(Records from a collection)
────────────────────────────────────────

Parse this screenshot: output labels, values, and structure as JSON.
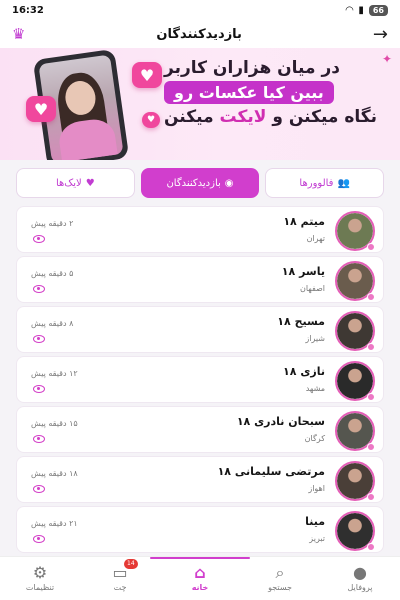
{
  "status_bar": {
    "time": "16:32",
    "battery": "66"
  },
  "app_bar": {
    "title": "بازدیدکنندگان"
  },
  "banner": {
    "line1": "در میان هزاران کاربر",
    "line2": "ببین کیا عکسات رو",
    "line3_prefix": "نگاه میکنن و",
    "line3_highlight": "لایکت",
    "line3_suffix": "میکنن"
  },
  "tabs": [
    {
      "label": "فالوورها",
      "icon": "users-icon"
    },
    {
      "label": "بازدیدکنندگان",
      "icon": "eye-icon"
    },
    {
      "label": "لایک‌ها",
      "icon": "heart-icon"
    }
  ],
  "visitors": [
    {
      "name": "میتم ۱۸",
      "city": "تهران",
      "time": "۲ دقیقه پیش",
      "avatar_color": "#6d7a53"
    },
    {
      "name": "یاسر ۱۸",
      "city": "اصفهان",
      "time": "۵ دقیقه پیش",
      "avatar_color": "#6a5c4d"
    },
    {
      "name": "مسیح ۱۸",
      "city": "شیراز",
      "time": "۸ دقیقه پیش",
      "avatar_color": "#3e3833"
    },
    {
      "name": "نازی ۱۸",
      "city": "مشهد",
      "time": "۱۲ دقیقه پیش",
      "avatar_color": "#2a2a2a"
    },
    {
      "name": "سبحان نادری ۱۸",
      "city": "کرگان",
      "time": "۱۵ دقیقه پیش",
      "avatar_color": "#55564f"
    },
    {
      "name": "مرتضی سلیمانی ۱۸",
      "city": "اهواز",
      "time": "۱۸ دقیقه پیش",
      "avatar_color": "#4a3f38"
    },
    {
      "name": "مینا",
      "city": "تبریز",
      "time": "۲۱ دقیقه پیش",
      "avatar_color": "#2f2f2f"
    }
  ],
  "bottom_nav": [
    {
      "label": "تنظیمات",
      "icon": "gear-icon"
    },
    {
      "label": "چت",
      "icon": "chat-icon",
      "badge": "14"
    },
    {
      "label": "خانه",
      "icon": "home-icon"
    },
    {
      "label": "جستجو",
      "icon": "search-icon"
    },
    {
      "label": "پروفایل",
      "icon": "person-icon"
    }
  ],
  "colors": {
    "accent": "#d13ecd",
    "banner_bg": "#fbe1f4",
    "online": "#ec78c5"
  }
}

────────────────────────────────────────

Problem requirements -> Track down every line with the word "میکنن" and copy it.

Answer below ->
    "line3_prefix": "نگاه میکنن و",
    "line3_suffix": "میکنن"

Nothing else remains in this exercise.